- [Records contained in a dataset]:
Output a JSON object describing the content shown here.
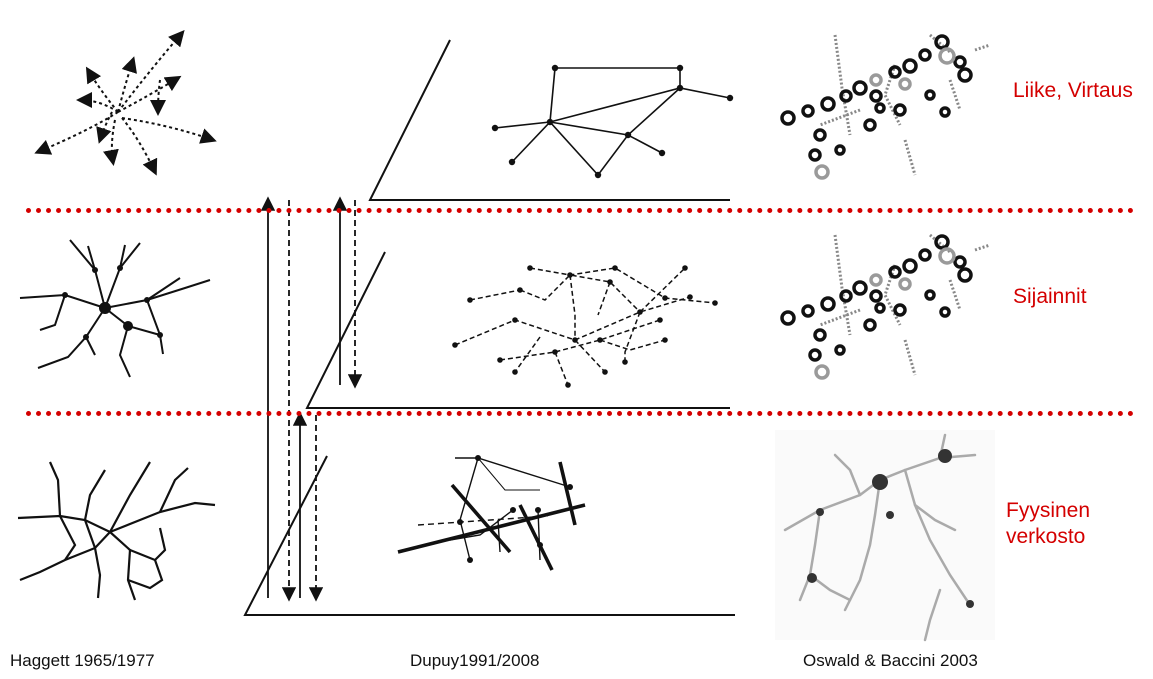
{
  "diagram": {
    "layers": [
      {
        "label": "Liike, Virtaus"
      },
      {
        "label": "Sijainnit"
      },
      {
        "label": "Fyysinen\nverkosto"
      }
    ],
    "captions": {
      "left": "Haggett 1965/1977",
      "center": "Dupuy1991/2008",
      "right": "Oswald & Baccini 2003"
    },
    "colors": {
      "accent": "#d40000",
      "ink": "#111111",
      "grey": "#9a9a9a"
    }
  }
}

- [Exercise directions]: Without including any pictures, print each record exactly.

- [Reply]:
Output a JSON object describing the content shown here.
{
  "diagram": {
    "layers": [
      {
        "label": "Liike, Virtaus"
      },
      {
        "label": "Sijainnit"
      },
      {
        "label": "Fyysinen\nverkosto"
      }
    ],
    "captions": {
      "left": "Haggett 1965/1977",
      "center": "Dupuy1991/2008",
      "right": "Oswald & Baccini 2003"
    },
    "colors": {
      "accent": "#d40000",
      "ink": "#111111",
      "grey": "#9a9a9a"
    }
  }
}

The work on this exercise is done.